▶ Written exercise
Tally the lines that include the word "name" and reply with nothing but the total.
══ Data rows ══
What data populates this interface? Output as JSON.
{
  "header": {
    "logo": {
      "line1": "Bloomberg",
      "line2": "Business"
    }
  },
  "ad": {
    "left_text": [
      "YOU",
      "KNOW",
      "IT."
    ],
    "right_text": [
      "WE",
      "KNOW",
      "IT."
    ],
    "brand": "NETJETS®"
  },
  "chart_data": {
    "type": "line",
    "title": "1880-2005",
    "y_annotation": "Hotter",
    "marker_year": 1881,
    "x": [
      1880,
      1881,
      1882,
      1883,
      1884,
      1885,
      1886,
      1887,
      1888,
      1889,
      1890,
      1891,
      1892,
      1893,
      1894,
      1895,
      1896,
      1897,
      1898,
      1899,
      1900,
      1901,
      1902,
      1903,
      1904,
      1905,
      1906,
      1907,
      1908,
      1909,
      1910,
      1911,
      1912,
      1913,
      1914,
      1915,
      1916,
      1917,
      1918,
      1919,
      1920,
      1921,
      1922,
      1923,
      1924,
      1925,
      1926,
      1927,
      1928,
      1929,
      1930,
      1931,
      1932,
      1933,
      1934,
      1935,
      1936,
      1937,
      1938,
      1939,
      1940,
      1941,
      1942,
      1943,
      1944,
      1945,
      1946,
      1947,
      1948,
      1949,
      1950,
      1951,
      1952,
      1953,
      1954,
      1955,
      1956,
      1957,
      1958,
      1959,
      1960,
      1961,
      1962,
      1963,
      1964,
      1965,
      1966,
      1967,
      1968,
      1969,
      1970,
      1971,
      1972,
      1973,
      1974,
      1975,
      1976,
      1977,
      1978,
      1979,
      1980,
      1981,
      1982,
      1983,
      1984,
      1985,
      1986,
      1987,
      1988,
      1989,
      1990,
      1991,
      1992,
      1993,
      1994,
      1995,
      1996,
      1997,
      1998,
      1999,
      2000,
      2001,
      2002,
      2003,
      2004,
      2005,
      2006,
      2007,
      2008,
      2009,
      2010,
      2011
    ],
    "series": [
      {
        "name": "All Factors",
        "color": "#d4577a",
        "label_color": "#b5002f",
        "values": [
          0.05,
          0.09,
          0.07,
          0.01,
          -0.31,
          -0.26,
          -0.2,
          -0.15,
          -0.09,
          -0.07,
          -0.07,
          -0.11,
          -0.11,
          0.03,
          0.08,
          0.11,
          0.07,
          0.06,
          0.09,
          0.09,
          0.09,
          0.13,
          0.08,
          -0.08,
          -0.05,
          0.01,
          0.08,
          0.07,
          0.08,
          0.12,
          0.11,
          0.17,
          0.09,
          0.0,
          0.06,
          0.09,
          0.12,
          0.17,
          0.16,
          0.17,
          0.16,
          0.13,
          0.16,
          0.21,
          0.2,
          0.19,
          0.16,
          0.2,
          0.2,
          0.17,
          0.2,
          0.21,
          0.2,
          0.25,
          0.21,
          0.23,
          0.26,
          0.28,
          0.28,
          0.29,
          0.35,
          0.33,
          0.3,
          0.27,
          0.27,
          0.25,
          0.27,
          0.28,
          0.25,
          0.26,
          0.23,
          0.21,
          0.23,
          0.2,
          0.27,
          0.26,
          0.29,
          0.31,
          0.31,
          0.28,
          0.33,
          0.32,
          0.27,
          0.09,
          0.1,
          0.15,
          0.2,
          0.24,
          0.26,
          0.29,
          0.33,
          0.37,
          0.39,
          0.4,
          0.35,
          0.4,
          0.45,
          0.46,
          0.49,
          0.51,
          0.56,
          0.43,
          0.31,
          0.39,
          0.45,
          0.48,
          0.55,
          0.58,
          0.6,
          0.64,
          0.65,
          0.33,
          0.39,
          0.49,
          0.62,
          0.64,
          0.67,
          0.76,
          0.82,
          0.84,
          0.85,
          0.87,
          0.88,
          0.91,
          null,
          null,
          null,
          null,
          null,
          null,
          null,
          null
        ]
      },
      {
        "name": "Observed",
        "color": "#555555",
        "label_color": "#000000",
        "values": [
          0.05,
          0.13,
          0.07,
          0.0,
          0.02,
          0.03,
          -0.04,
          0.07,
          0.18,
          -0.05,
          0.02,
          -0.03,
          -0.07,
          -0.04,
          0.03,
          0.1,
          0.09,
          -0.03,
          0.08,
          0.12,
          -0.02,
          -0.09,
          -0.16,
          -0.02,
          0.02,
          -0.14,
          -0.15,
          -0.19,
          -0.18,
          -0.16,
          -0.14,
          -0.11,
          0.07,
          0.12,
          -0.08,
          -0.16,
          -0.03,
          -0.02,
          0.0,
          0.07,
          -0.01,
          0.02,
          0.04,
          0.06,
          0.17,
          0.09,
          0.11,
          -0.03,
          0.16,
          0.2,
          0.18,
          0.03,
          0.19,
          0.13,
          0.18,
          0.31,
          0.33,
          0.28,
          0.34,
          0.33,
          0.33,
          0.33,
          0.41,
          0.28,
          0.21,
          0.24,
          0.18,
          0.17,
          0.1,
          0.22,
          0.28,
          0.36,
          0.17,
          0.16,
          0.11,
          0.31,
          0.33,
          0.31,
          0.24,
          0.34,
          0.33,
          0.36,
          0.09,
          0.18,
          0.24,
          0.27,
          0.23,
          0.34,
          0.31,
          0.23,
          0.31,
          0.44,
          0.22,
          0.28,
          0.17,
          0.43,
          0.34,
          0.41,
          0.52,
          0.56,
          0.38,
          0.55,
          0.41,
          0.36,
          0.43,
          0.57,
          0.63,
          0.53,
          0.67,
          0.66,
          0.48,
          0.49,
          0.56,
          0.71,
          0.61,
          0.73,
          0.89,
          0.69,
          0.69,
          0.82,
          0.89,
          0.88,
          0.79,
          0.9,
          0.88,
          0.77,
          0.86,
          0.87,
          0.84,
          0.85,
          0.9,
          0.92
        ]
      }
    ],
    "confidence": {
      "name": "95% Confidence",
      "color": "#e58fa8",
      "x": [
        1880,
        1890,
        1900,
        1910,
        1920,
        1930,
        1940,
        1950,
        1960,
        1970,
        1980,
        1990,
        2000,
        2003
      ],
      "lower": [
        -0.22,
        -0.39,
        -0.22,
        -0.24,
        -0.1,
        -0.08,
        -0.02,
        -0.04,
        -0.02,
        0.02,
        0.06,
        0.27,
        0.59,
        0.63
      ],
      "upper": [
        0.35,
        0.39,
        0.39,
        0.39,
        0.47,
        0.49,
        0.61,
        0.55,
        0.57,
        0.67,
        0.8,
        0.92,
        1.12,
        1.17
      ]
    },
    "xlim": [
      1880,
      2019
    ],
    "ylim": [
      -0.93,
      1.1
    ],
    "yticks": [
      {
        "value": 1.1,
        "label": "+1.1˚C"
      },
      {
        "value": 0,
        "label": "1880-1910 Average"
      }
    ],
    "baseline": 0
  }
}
═══
▶ Task result
3